_PASSAGE PROVIDED:_
╔══
Life-Long Effects of Lead Poisoning on Adults – Part 1

Life-Long Effects of Lead Poisoning on Adults – Part 1

If you asked my family to describe me in one word they would immediately respond by saying, “dramatic” or “odd.” I’ve been accused of this most of my life and I won’t say I necessarily disagree. You see, when I was growing up in a family of nine children, if you needed attention you had to be dramatic about it. There was too much noise to meekly say, “Hey, I need some help here.” The help would never come unless you got peoples’ attention. So, yes, I grew up in a dramatic family, however, being dramatic isn’t a good tool to resolve trauma, or as I refer to it as, “Trauma Drama.”

I remembered this term last week when I was told by my client, Sue Gunderson, executive director of CLEARCorps (CCUSA), that there was a high probability that I was lead poisoned as a child.

“WHAT???????” my inner child screams. “I was lead poisoned!” Okay, before I get dramatic I must do diligent research and review the long-term effects of lead poisoning. And, I must face the facts:

EFFECTS* FACTS
· Delayed neurodevelopment [e.g. in sitting up, walking, talking] · I didn’t start walking until I was 15 months old – my relatives thought this was odd
· Decreased reading, math, non-verbal reasoning ability & short term memory, (even at blood lead levels less than 10µg/dL) · I suck at math and computer technology
· Impaired pituitary-thyroid endocrine system · I was diagnosed with an overactive thyroid in my 30’s and had radiation to destroy my thyroid. I also have had two pituitary tumors
· Osteoporosis in later years · I have osteoporosis and have had it for 20 years
·  Attention problems; distractibility, restlessness · I have difficulty concentrating — all of my life
· Irritability · Me and all of my siblings are extremely irritable
· Lead-based paint was legally use until 1978 · My childhood home was built in the 1940’s in a community with a large industrial factory
·  Tremors · My siblings and I all have tremors in our hands and extremities
·  Learning difficulties · In kindergarten I registered as retarded on the Iowa Basics test
· Chronic lead nephropathy [kidney disease] · I was diagnosed with a severe kidney infection at the age of 5
· Hypertension, elevated blood pressure · Many of my siblings and I take high blood pressure medication
· Depression · I’m on an anti-depression medication since I was 22
· Anxiety · I’m on a prescribed anti-anxiety medication and have been for 10 years
· Headaches · I suffer from headaches / migraines — most of my life
*Vance Vella et al., Health Impacts of Lead Poisoning. The Lead Education and Abatement Design Group. (Updated March 2011) For more information go to http://www.lead.org.au/.
╚══
_AVAILABLE DATA:_
╔══
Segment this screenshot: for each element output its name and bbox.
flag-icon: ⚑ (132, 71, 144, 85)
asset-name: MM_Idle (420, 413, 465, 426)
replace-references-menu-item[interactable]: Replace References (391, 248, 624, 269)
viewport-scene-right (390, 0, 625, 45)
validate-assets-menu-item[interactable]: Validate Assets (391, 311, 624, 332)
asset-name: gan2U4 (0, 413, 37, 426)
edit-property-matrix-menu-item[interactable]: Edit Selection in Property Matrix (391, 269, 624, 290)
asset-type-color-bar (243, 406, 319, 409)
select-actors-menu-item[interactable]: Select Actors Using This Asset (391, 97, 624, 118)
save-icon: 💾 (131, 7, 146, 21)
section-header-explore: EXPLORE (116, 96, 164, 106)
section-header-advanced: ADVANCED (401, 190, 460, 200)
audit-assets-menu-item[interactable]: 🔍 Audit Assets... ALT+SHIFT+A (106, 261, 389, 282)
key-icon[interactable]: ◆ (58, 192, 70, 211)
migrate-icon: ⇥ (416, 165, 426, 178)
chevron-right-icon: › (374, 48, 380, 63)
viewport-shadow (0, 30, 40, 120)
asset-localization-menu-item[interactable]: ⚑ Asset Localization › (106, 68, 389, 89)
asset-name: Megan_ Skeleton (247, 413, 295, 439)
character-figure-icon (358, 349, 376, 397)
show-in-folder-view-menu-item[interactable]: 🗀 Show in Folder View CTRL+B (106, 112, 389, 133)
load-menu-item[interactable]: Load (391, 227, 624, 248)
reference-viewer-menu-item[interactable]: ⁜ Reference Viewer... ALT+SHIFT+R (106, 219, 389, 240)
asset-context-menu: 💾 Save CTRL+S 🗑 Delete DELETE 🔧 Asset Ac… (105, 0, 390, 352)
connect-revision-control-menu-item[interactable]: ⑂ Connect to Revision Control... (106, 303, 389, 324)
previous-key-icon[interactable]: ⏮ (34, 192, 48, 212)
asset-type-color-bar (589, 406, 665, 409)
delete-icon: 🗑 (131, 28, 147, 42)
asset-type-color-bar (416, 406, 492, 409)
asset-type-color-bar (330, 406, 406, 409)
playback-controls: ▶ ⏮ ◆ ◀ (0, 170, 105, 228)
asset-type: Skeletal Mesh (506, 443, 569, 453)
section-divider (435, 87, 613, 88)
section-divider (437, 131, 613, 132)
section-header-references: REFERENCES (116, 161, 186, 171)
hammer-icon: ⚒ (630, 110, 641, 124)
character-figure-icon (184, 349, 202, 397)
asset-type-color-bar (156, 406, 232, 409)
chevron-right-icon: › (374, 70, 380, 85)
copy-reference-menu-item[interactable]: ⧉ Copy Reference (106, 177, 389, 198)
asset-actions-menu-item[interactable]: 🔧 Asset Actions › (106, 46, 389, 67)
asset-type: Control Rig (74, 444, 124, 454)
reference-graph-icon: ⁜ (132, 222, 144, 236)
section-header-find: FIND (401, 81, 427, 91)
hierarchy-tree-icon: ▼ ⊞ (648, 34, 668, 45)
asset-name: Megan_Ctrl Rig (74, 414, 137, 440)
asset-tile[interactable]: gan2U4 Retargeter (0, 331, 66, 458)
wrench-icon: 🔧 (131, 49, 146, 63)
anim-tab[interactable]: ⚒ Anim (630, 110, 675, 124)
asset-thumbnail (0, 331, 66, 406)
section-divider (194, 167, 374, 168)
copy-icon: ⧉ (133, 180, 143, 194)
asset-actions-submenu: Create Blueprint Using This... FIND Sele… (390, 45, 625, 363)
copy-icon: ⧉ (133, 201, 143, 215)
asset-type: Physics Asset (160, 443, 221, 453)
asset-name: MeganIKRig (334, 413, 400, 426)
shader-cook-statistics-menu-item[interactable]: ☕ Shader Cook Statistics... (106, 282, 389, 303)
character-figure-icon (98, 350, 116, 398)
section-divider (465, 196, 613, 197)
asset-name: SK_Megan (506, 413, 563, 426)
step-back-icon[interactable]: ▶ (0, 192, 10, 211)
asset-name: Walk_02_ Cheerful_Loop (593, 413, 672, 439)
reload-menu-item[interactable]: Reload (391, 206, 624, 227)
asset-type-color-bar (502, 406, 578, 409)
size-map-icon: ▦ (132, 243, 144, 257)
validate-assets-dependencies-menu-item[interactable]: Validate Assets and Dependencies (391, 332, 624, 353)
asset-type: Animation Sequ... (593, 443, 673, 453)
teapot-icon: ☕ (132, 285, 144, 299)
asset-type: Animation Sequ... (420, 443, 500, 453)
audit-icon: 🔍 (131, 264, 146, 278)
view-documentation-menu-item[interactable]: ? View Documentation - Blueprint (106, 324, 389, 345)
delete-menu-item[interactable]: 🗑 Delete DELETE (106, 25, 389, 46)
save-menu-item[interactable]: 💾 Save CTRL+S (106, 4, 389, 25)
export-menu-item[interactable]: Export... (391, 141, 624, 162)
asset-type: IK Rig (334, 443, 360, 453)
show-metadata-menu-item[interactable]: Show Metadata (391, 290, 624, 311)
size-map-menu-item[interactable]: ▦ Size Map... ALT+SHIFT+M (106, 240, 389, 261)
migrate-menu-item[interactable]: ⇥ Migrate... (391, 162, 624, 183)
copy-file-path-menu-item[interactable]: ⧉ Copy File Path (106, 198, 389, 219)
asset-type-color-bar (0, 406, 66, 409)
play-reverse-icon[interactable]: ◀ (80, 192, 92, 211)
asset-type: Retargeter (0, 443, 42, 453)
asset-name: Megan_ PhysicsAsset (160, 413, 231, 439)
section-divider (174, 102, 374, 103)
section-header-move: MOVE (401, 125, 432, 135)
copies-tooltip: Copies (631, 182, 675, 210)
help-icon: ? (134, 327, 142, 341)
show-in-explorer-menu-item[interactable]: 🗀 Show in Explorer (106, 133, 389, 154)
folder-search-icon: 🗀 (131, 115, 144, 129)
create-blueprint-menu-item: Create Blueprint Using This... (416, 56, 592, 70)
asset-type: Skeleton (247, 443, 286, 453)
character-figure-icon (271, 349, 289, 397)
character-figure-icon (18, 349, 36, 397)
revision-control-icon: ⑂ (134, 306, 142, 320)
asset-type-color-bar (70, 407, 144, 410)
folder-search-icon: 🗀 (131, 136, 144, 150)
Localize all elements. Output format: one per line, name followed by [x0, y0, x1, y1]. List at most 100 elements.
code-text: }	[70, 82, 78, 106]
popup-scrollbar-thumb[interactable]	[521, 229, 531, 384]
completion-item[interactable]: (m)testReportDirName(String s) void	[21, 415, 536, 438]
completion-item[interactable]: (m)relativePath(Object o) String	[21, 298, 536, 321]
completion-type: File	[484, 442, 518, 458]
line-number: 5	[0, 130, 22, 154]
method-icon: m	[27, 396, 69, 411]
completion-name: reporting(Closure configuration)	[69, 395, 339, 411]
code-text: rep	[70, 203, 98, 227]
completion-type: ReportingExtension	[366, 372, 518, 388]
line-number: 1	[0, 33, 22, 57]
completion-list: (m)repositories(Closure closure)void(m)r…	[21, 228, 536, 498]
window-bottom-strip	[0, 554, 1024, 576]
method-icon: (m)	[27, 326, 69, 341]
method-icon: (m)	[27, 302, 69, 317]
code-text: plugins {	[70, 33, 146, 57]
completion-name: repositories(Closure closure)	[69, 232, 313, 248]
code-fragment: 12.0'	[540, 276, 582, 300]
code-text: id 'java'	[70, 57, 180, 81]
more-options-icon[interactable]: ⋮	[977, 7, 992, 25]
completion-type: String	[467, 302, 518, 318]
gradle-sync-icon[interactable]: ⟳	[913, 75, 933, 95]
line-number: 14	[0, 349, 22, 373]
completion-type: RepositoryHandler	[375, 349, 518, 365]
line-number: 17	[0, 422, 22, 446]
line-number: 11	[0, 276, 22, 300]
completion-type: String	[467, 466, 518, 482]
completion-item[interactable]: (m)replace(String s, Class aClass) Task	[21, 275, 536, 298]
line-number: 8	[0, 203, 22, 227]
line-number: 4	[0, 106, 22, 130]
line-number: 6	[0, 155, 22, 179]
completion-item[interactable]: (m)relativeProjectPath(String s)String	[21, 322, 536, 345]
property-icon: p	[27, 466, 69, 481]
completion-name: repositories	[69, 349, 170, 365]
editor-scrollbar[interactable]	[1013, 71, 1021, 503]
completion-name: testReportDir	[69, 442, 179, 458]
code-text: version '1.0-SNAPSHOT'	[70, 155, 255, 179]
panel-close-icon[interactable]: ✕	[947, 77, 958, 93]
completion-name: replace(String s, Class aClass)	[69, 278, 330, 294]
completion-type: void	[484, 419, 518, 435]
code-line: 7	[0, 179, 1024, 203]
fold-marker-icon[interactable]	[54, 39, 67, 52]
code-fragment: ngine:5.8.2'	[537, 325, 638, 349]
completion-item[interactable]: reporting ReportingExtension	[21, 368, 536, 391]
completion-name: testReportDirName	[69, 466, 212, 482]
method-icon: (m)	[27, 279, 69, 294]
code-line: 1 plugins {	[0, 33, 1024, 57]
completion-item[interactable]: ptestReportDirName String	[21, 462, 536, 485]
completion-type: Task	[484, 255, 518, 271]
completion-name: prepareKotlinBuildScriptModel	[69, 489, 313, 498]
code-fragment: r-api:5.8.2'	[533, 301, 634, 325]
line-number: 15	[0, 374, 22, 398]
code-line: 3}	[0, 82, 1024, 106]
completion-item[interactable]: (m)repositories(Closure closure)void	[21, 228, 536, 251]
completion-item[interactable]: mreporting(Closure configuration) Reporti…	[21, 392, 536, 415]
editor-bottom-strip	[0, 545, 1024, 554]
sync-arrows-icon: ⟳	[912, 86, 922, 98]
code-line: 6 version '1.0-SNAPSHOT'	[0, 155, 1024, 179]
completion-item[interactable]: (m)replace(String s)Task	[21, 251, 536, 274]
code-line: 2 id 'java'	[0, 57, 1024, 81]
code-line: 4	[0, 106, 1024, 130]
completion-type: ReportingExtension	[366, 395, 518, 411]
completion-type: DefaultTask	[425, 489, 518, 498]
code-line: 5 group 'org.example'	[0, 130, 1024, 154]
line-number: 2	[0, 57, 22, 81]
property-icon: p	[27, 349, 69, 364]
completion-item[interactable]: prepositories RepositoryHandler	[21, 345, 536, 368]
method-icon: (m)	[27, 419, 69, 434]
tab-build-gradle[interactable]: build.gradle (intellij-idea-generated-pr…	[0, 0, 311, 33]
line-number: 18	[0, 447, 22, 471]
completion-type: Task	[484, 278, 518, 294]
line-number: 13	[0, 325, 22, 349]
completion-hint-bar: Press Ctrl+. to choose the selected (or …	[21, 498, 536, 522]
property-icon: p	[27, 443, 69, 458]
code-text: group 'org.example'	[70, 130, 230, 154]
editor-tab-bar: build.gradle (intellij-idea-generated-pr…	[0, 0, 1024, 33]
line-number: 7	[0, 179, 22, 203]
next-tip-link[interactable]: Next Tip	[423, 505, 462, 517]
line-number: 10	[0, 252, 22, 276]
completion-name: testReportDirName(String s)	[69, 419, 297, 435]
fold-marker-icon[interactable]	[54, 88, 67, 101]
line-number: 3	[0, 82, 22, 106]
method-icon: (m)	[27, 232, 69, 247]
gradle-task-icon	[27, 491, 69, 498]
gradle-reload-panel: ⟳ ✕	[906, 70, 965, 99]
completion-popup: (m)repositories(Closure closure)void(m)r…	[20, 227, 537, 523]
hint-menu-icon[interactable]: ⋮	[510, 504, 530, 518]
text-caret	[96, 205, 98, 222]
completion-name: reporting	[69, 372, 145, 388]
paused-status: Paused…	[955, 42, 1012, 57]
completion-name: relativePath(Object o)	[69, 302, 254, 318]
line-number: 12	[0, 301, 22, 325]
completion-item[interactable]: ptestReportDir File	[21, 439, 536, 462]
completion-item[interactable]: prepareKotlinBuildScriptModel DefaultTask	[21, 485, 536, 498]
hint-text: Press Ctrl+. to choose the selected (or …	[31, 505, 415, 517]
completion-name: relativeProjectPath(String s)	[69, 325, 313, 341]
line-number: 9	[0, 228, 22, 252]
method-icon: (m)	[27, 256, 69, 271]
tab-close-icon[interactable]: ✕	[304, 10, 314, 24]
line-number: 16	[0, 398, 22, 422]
╚══
_ABOUT THIS TASK:_ Could you copy out everything from "If you asked" down to "as a child." in the lead poisoning passage, switching "dramatic" to "theatrical"? The entries were taken from a different source.

_RESULT FOR THIS TASK:_
If you asked my family to describe me in one word they would immediately respond by saying, “theatrical” or “odd.” I’ve been accused of this most of my life and I won’t say I necessarily disagree. You see, when I was growing up in a family of nine children, if you needed attention you had to be theatrical about it. There was too much noise to meekly say, “Hey, I need some help here.” The help would never come unless you got peoples’ attention. So, yes, I grew up in a theatrical family, however, being theatrical isn’t a good tool to resolve trauma, or as I refer to it as, “Trauma Drama.”

I remembered this term last week when I was told by my client, Sue Gunderson, executive director of CLEARCorps (CCUSA), that there was a high probability that I was lead poisoned as a child.